■ WRITTEN INSTRUCTION ■
State the number of lines below in which the word "scroll" appears. Nothing else belongs in the answer.

(Data excerpts)
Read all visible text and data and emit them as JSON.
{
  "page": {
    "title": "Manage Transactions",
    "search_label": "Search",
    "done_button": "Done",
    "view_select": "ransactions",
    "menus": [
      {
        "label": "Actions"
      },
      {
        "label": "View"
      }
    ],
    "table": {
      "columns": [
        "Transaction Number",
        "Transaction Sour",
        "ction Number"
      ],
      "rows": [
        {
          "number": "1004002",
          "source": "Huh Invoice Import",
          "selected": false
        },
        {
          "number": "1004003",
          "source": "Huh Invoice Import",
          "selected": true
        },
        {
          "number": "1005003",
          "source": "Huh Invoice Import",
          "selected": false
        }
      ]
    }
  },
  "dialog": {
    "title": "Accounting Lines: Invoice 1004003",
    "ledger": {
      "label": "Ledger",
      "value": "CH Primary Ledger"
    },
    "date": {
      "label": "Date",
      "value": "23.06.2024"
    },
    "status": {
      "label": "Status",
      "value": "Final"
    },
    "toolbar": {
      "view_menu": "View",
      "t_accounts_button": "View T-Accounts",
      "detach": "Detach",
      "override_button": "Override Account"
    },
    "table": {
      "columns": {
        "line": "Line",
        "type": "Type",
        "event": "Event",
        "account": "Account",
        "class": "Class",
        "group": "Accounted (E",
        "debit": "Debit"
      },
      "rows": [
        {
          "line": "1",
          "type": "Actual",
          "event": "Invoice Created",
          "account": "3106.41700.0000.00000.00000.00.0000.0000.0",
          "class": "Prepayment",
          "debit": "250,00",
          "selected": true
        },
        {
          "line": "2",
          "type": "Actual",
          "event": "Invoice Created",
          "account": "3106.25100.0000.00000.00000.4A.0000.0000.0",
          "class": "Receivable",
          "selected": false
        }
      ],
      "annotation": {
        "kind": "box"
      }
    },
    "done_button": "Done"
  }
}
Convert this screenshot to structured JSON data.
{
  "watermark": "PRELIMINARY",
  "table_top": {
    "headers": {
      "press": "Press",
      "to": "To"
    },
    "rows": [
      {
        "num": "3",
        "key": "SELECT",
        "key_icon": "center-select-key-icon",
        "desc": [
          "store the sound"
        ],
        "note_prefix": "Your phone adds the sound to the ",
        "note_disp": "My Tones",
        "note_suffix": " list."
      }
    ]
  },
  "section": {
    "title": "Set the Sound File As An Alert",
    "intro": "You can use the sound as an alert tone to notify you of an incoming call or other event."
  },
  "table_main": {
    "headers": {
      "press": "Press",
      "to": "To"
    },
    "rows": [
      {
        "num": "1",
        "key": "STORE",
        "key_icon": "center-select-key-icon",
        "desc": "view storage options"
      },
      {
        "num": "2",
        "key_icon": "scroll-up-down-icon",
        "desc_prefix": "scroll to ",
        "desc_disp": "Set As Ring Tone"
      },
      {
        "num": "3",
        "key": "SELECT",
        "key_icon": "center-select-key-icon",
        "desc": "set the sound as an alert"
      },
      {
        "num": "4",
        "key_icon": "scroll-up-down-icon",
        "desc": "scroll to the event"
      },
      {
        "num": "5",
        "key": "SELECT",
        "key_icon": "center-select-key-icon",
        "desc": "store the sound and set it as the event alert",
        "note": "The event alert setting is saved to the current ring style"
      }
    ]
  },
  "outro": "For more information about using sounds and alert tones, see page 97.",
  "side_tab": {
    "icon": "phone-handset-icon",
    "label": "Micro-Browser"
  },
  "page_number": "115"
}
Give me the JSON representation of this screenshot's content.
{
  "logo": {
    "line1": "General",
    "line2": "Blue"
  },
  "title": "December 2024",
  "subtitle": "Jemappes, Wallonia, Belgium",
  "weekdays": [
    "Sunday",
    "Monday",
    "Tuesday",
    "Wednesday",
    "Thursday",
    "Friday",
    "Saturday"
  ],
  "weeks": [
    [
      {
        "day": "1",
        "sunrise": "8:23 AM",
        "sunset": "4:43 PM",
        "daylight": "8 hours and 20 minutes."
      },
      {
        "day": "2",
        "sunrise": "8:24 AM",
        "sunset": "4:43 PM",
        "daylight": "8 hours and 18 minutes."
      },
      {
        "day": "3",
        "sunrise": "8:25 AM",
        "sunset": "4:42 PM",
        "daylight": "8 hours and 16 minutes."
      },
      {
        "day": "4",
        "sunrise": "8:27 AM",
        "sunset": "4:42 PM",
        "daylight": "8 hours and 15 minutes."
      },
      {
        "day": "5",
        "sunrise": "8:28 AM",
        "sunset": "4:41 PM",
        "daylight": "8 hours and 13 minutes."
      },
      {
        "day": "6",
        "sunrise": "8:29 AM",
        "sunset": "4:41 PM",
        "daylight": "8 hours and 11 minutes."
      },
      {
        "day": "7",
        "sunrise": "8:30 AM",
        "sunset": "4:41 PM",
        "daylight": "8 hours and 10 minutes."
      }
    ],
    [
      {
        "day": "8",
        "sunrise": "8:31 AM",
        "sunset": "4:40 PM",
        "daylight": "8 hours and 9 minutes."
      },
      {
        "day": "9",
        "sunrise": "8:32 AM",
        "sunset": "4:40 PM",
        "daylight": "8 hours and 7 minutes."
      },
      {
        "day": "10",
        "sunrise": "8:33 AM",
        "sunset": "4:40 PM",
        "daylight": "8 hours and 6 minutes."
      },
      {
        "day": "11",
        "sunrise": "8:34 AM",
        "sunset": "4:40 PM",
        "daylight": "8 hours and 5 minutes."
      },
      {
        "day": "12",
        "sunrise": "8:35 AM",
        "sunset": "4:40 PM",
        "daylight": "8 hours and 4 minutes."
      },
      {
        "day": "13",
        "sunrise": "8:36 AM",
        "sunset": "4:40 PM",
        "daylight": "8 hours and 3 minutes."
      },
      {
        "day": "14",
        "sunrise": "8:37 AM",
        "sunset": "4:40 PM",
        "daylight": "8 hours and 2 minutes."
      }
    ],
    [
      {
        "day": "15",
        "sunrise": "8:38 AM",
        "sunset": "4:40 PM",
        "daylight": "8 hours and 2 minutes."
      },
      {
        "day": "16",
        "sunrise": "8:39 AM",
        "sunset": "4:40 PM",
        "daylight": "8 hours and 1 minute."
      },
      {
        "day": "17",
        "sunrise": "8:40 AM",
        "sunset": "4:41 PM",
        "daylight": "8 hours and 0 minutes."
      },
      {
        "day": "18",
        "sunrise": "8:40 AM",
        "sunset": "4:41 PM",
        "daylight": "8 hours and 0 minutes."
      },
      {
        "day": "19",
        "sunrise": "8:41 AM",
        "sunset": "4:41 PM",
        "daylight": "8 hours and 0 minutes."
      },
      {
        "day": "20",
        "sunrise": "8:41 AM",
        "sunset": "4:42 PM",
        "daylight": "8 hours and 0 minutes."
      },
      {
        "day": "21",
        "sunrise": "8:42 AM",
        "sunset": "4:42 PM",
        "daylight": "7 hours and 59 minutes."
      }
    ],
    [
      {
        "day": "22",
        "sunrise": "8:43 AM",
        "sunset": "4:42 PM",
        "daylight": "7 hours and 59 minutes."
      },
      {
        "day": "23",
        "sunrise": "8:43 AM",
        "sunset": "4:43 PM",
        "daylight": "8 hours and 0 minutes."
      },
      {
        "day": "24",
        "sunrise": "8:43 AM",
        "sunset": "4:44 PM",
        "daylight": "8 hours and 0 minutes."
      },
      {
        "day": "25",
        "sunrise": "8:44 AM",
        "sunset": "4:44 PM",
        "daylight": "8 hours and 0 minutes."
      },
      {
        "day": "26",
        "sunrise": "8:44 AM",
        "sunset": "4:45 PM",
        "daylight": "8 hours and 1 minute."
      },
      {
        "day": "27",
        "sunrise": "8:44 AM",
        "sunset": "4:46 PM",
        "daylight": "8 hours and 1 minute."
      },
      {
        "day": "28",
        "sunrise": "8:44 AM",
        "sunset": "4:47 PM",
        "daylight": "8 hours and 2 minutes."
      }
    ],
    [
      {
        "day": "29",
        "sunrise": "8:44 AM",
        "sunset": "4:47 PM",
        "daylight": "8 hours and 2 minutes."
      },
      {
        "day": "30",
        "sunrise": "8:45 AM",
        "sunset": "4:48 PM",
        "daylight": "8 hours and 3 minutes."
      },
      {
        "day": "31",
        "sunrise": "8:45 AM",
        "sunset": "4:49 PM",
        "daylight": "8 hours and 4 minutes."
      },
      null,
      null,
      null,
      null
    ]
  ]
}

■ EXERCISE RESPONSE ■
4